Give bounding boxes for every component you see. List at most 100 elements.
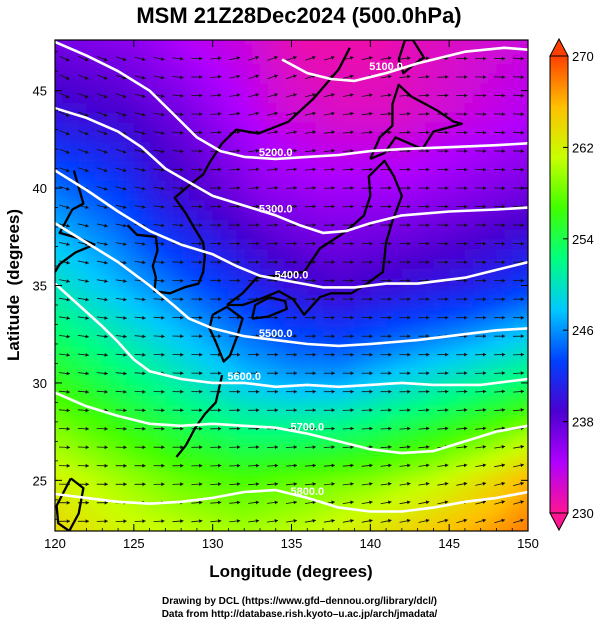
heatmap-cell xyxy=(504,160,513,172)
heatmap-cell xyxy=(110,511,119,522)
heatmap-cell xyxy=(126,238,135,250)
heatmap-cell xyxy=(102,180,111,191)
heatmap-cell xyxy=(220,336,230,347)
heatmap-cell xyxy=(204,229,214,240)
heatmap-cell xyxy=(204,40,214,45)
wind-arrow xyxy=(58,371,70,376)
heatmap-cell xyxy=(504,492,513,503)
heatmap-cell xyxy=(62,160,72,172)
heatmap-cell xyxy=(141,248,151,259)
heatmap-cell xyxy=(244,326,253,337)
heatmap-cell xyxy=(441,433,450,445)
heatmap-cell xyxy=(291,492,301,503)
heatmap-cell xyxy=(362,492,372,503)
wind-arrow xyxy=(153,205,165,209)
heatmap-cell xyxy=(236,511,245,522)
wind-arrow xyxy=(172,278,184,283)
heatmap-cell xyxy=(417,180,427,191)
heatmap-cell xyxy=(464,404,474,415)
heatmap-cell xyxy=(173,492,182,503)
heatmap-cell xyxy=(86,73,96,84)
heatmap-cell xyxy=(283,365,293,376)
heatmap-cell xyxy=(133,414,143,425)
heatmap-cell xyxy=(165,82,175,94)
heatmap-cell xyxy=(196,501,206,513)
heatmap-cell xyxy=(354,433,364,445)
heatmap-cell xyxy=(236,102,245,113)
wind-arrow xyxy=(494,93,506,98)
heatmap-cell xyxy=(512,501,521,513)
heatmap-cell xyxy=(457,345,466,357)
heatmap-cell xyxy=(165,258,175,269)
heatmap-cell xyxy=(157,229,167,240)
wind-arrow xyxy=(59,260,70,265)
heatmap-cell xyxy=(165,492,175,503)
heatmap-cell xyxy=(472,287,482,298)
heatmap-cell xyxy=(464,82,474,94)
heatmap-cell xyxy=(291,141,301,152)
heatmap-cell xyxy=(236,131,245,143)
heatmap-cell xyxy=(157,492,167,503)
heatmap-cell xyxy=(165,316,175,328)
heatmap-cell xyxy=(354,453,364,464)
heatmap-cell xyxy=(252,326,261,337)
heatmap-cell xyxy=(323,190,332,201)
heatmap-cell xyxy=(196,462,206,474)
heatmap-cell xyxy=(181,53,190,65)
heatmap-cell xyxy=(323,121,332,133)
wind-arrow xyxy=(134,260,146,265)
heatmap-cell xyxy=(409,131,419,143)
heatmap-cell xyxy=(394,43,403,55)
wind-arrow xyxy=(229,426,241,431)
heatmap-cell xyxy=(275,326,285,337)
heatmap-cell xyxy=(409,258,419,269)
heatmap-cell xyxy=(260,375,269,386)
heatmap-cell xyxy=(181,199,190,211)
heatmap-cell xyxy=(330,40,340,45)
heatmap-cell xyxy=(354,482,364,493)
heatmap-cell xyxy=(252,541,261,552)
heatmap-cell xyxy=(220,170,230,181)
heatmap-cell xyxy=(173,229,182,240)
wind-arrow xyxy=(342,463,354,468)
wind-arrow xyxy=(248,519,260,523)
heatmap-cell xyxy=(260,482,269,493)
heatmap-cell xyxy=(315,112,324,123)
heatmap-cell xyxy=(441,462,450,474)
heatmap-cell xyxy=(449,43,458,55)
heatmap-cell xyxy=(110,531,119,542)
heatmap-cell xyxy=(354,219,364,230)
heatmap-cell xyxy=(110,443,119,454)
heatmap-cell xyxy=(330,336,340,347)
heatmap-cell xyxy=(133,131,143,143)
heatmap-cell xyxy=(354,404,364,415)
heatmap-cell xyxy=(228,365,238,376)
heatmap-cell xyxy=(196,453,206,464)
wind-arrow xyxy=(304,334,316,339)
heatmap-cell xyxy=(283,404,293,415)
heatmap-cell xyxy=(133,306,143,318)
heatmap-cell xyxy=(204,336,214,347)
heatmap-cell xyxy=(283,501,293,513)
heatmap-cell xyxy=(464,112,474,123)
heatmap-cell xyxy=(86,414,96,425)
heatmap-cell xyxy=(315,423,324,435)
heatmap-cell xyxy=(220,433,230,445)
heatmap-cell xyxy=(71,24,80,35)
heatmap-cell xyxy=(236,258,245,269)
heatmap-cell xyxy=(291,258,301,269)
y-tick-label: 45 xyxy=(33,84,47,99)
heatmap-cell xyxy=(528,141,537,152)
heatmap-cell xyxy=(307,92,316,104)
heatmap-cell xyxy=(141,40,151,45)
wind-arrow xyxy=(115,353,127,357)
heatmap-cell xyxy=(354,92,364,104)
heatmap-cell xyxy=(118,414,127,425)
heatmap-cell xyxy=(228,268,238,279)
heatmap-cell xyxy=(86,433,96,445)
heatmap-cell xyxy=(252,511,261,522)
heatmap-cell xyxy=(386,92,395,104)
wind-arrow xyxy=(456,481,468,486)
heatmap-cell xyxy=(173,121,182,133)
heatmap-cell xyxy=(126,141,135,152)
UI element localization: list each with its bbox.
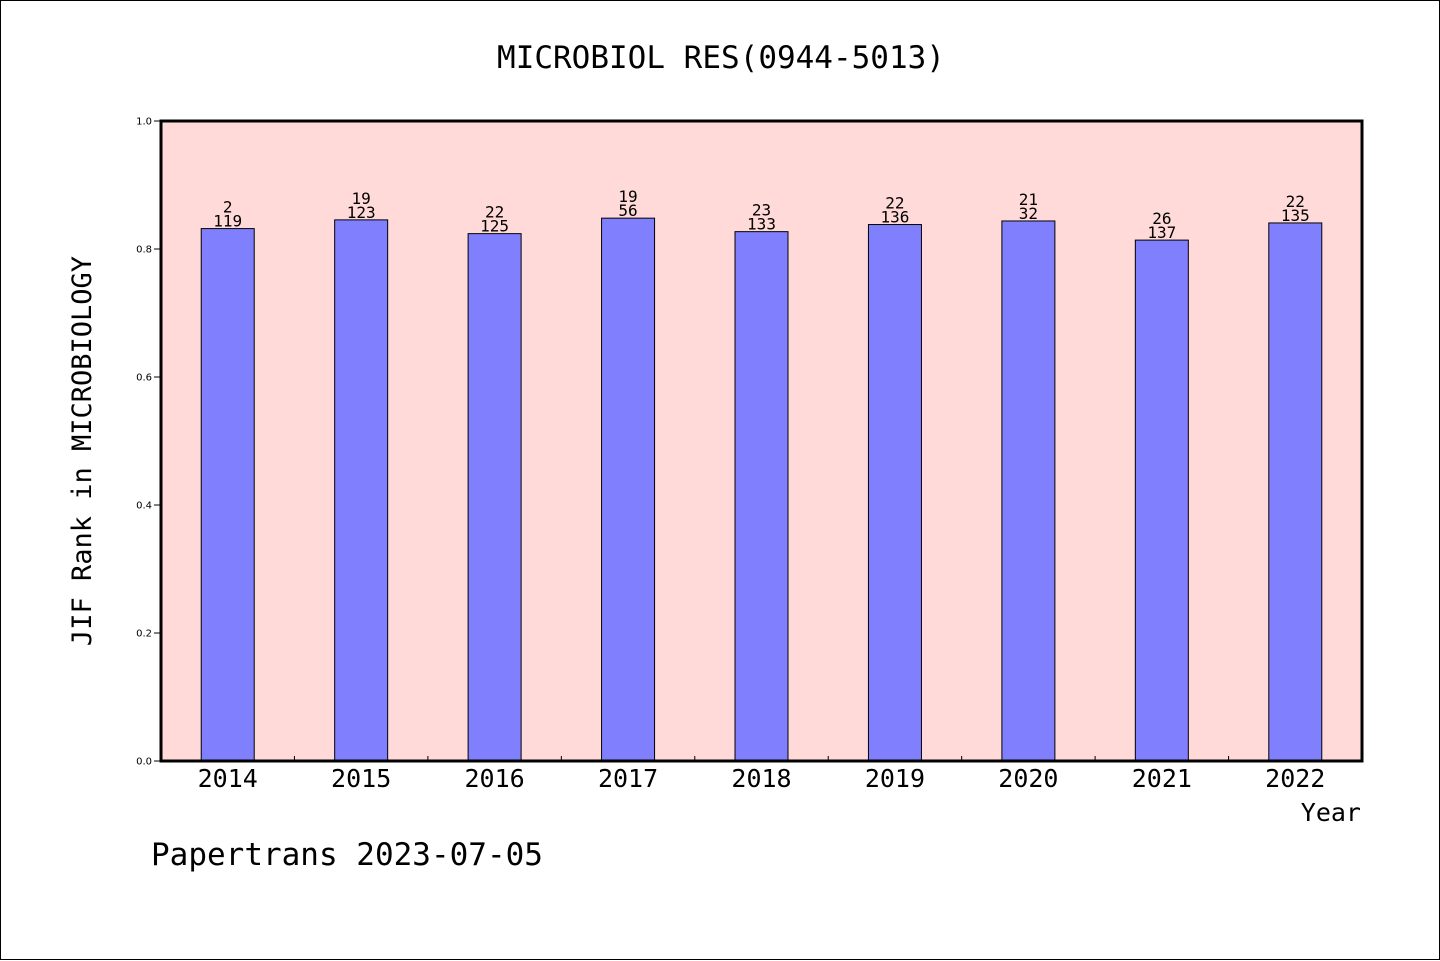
- rank-label-2020: 21: [1019, 190, 1038, 209]
- total-label-2016: 125: [480, 217, 509, 236]
- bar-2017: [601, 217, 656, 762]
- bar-2019: [867, 224, 922, 762]
- bar-2015: [334, 219, 389, 762]
- x-tick-label-2019: 2019: [865, 764, 925, 793]
- x-tick-label-2016: 2016: [465, 764, 525, 793]
- y-tick-label: 1.0: [136, 117, 152, 128]
- y-axis-ticks: 0.0 0.2 0.4 0.6 0.8 1.0: [136, 117, 161, 768]
- rank-label-2018: 23: [752, 201, 771, 220]
- x-tick-label-2017: 2017: [598, 764, 658, 793]
- total-label-2018: 133: [747, 215, 776, 234]
- footer-credit: Papertrans 2023-07-05: [151, 837, 543, 873]
- x-axis-ticks: 2014 2015 2016 2017 2018 2019 2020 2021 2022: [198, 756, 1325, 793]
- bar-2020: [1001, 220, 1056, 762]
- rank-label-2022: 22: [1286, 192, 1305, 211]
- rank-label-2016: 22: [485, 203, 504, 222]
- y-axis-label: JIF Rank in MICROBIOLOGY: [67, 256, 98, 646]
- x-tick-label-2014: 2014: [198, 764, 258, 793]
- total-label-2021: 137: [1147, 223, 1176, 242]
- rank-label-2017: 19: [618, 187, 637, 206]
- rank-label-2019: 22: [885, 194, 904, 213]
- x-tick-label-2018: 2018: [731, 764, 791, 793]
- bar-2016: [467, 233, 522, 762]
- bar-2018: [734, 231, 789, 762]
- rank-label-2021: 26: [1152, 209, 1171, 228]
- total-label-2017: 56: [618, 201, 637, 220]
- y-tick-label: 0.4: [136, 501, 152, 512]
- bar-2022: [1268, 222, 1323, 762]
- y-tick-label: 0.2: [136, 629, 152, 640]
- total-label-2022: 135: [1281, 206, 1310, 225]
- bar-2014: [200, 228, 255, 762]
- bars-group: [200, 217, 1323, 762]
- bar-2021: [1134, 239, 1189, 762]
- y-tick-label: 0.8: [136, 245, 152, 256]
- y-tick-label: 0.6: [136, 373, 152, 384]
- x-tick-label-2015: 2015: [331, 764, 391, 793]
- x-tick-label-2022: 2022: [1265, 764, 1325, 793]
- chart-title: MICROBIOL RES(0944-5013): [497, 40, 945, 76]
- plot-border: [159, 119, 1364, 763]
- rank-label-2014: 2: [223, 198, 233, 217]
- total-label-2014: 119: [213, 212, 242, 231]
- x-axis-label: Year: [1301, 798, 1361, 827]
- rank-label-2015: 19: [352, 189, 371, 208]
- total-label-2019: 136: [880, 208, 909, 227]
- total-label-2020: 32: [1019, 204, 1038, 223]
- x-tick-label-2020: 2020: [998, 764, 1058, 793]
- total-label-2015: 123: [347, 203, 376, 222]
- x-tick-label-2021: 2021: [1132, 764, 1192, 793]
- y-tick-label: 0.0: [136, 757, 152, 768]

· · · ·

Reescreva como uma lista JSON de strings as linhas que vão da que contém "- rank-label-2020: 21: [1019, 190, 1038, 209]" até a última linha acima, incluindo ambas. Use uma string para cada linha e deixe de fora as linhas em branco.

[
  "- rank-label-2020: 21: [1019, 190, 1038, 209]",
  "- total-label-2016: 125: [480, 217, 509, 236]",
  "- bar-2017: [601, 217, 656, 762]",
  "- bar-2019: [867, 224, 922, 762]",
  "- bar-2015: [334, 219, 389, 762]",
  "- x-tick-label-2019: 2019: [865, 764, 925, 793]",
  "- x-tick-label-2016: 2016: [465, 764, 525, 793]",
  "- y-tick-label: 1.0: [136, 117, 152, 128]",
  "- y-axis-ticks: 0.0 0.2 0.4 0.6 0.8 1.0: [136, 117, 161, 768]",
  "- rank-label-2018: 23: [752, 201, 771, 220]",
  "- x-tick-label-2017: 2017: [598, 764, 658, 793]",
  "- total-label-2018: 133: [747, 215, 776, 234]",
  "- footer-credit: Papertrans 2023-07-05: [151, 837, 543, 873]",
  "- x-axis-ticks: 2014 2015 2016 2017 2018 2019 2020 2021 2022: [198, 756, 1325, 793]",
  "- bar-2020: [1001, 220, 1056, 762]",
  "- rank-label-2022: 22: [1286, 192, 1305, 211]",
  "- rank-label-2016: 22: [485, 203, 504, 222]",
  "- y-axis-label: JIF Rank in MICROBIOLOGY: [67, 256, 98, 646]",
  "- x-tick-label-2014: 2014: [198, 764, 258, 793]",
  "- total-label-2021: 137: [1147, 223, 1176, 242]",
  "- rank-label-2017: 19: [618, 187, 637, 206]",
  "- rank-label-2019: 22: [885, 194, 904, 213]",
  "- x-tick-label-2018: 2018: [731, 764, 791, 793]",
  "- bar-2016: [467, 233, 522, 762]",
  "- bar-2018: [734, 231, 789, 762]",
  "- rank-label-2021: 26: [1152, 209, 1171, 228]",
  "- total-label-2017: 56: [618, 201, 637, 220]",
  "- y-tick-label: 0.4: [136, 501, 152, 512]",
  "- bar-2022: [1268, 222, 1323, 762]",
  "- y-tick-label: 0.2: [136, 629, 152, 640]",
  "- total-label-2022: 135: [1281, 206, 1310, 225]",
  "- bar-2014: [200, 228, 255, 762]",
  "- bars-group: [200, 217, 1323, 762]",
  "- bar-2021: [1134, 239, 1189, 762]",
  "- y-tick-label: 0.8: [136, 245, 152, 256]",
  "- y-tick-label: 0.6: [136, 373, 152, 384]",
  "- x-tick-label-2015: 2015: [331, 764, 391, 793]",
  "- x-tick-label-2022: 2022: [1265, 764, 1325, 793]",
  "- chart-title: MICROBIOL RES(0944-5013): [497, 40, 945, 76]",
  "- plot-border: [159, 119, 1364, 763]",
  "- rank-label-2014: 2: [223, 198, 233, 217]",
  "- total-label-2014: 119: [213, 212, 242, 231]",
  "- x-axis-label: Year: [1301, 798, 1361, 827]",
  "- rank-label-2015: 19: [352, 189, 371, 208]",
  "- total-label-2019: 136: [880, 208, 909, 227]",
  "- total-label-2020: 32: [1019, 204, 1038, 223]",
  "- x-tick-label-2020: 2020: [998, 764, 1058, 793]",
  "- total-label-2015: 123: [347, 203, 376, 222]",
  "- x-tick-label-2021: 2021: [1132, 764, 1192, 793]",
  "- y-tick-label: 0.0: [136, 757, 152, 768]"
]